> Set problem: Rewrite the lines below as a JSON list of strings, one string per line, with blank lines omitted, and leave the pictures out.

[Boxed element entries]
»»

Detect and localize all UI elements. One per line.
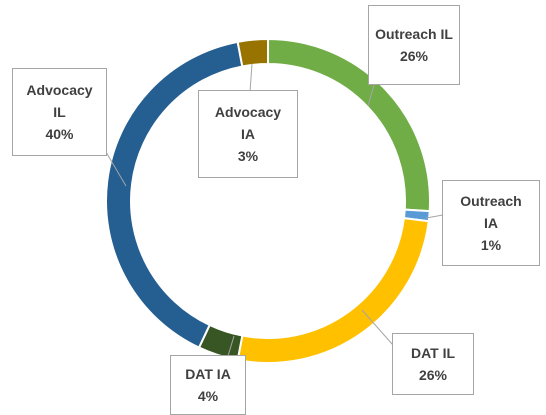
- data-label: DAT IA 4%: [170, 355, 246, 415]
- leader-line: [249, 63, 253, 93]
- category-label: DAT IL: [410, 345, 456, 361]
- donut-segment: [105, 40, 244, 349]
- category-label: Advocacy IL: [26, 82, 93, 120]
- leader-lines: [105, 63, 444, 357]
- data-label: Advocacy IA 3%: [198, 90, 298, 178]
- category-label: Outreach IA: [460, 193, 522, 231]
- category-label: Outreach IL: [375, 26, 453, 42]
- leader-line: [227, 335, 235, 357]
- value-label: 40%: [45, 126, 74, 142]
- leader-line: [361, 309, 394, 346]
- donut-segment: [236, 37, 269, 68]
- leader-line: [367, 84, 375, 107]
- value-label: 4%: [197, 388, 219, 404]
- category-label: DAT IA: [185, 366, 231, 382]
- data-label: Outreach IA 1%: [442, 180, 540, 266]
- data-label: Advocacy IL 40%: [12, 68, 107, 156]
- data-label: Outreach IL 26%: [368, 5, 460, 85]
- leader-line: [425, 214, 444, 219]
- value-label: 3%: [237, 148, 259, 164]
- value-label: 26%: [399, 48, 429, 64]
- leader-line: [105, 151, 127, 187]
- value-label: 26%: [418, 367, 448, 383]
- value-label: 1%: [480, 237, 502, 253]
- category-label: Advocacy IA: [214, 104, 282, 142]
- data-label: DAT IL 26%: [392, 333, 474, 395]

««

> Reply:
[
  "Detect and localize all UI elements. One per line.",
  "- data-label: DAT IA 4%: [170, 355, 246, 415]",
  "- leader-line: [249, 63, 253, 93]",
  "- category-label: DAT IL: [410, 345, 456, 361]",
  "- donut-segment: [105, 40, 244, 349]",
  "- category-label: Advocacy IL: [26, 82, 93, 120]",
  "- leader-lines: [105, 63, 444, 357]",
  "- data-label: Advocacy IA 3%: [198, 90, 298, 178]",
  "- category-label: Outreach IA: [460, 193, 522, 231]",
  "- category-label: Outreach IL: [375, 26, 453, 42]",
  "- leader-line: [227, 335, 235, 357]",
  "- value-label: 40%: [45, 126, 74, 142]",
  "- leader-line: [361, 309, 394, 346]",
  "- donut-segment: [236, 37, 269, 68]",
  "- leader-line: [367, 84, 375, 107]",
  "- value-label: 4%: [197, 388, 219, 404]",
  "- category-label: DAT IA: [185, 366, 231, 382]",
  "- data-label: Outreach IA 1%: [442, 180, 540, 266]",
  "- data-label: Advocacy IL 40%: [12, 68, 107, 156]",
  "- data-label: Outreach IL 26%: [368, 5, 460, 85]",
  "- leader-line: [425, 214, 444, 219]",
  "- value-label: 3%: [237, 148, 259, 164]",
  "- value-label: 26%: [399, 48, 429, 64]",
  "- leader-line: [105, 151, 127, 187]",
  "- value-label: 26%: [418, 367, 448, 383]",
  "- value-label: 1%: [480, 237, 502, 253]",
  "- category-label: Advocacy IA: [214, 104, 282, 142]",
  "- data-label: DAT IL 26%: [392, 333, 474, 395]"
]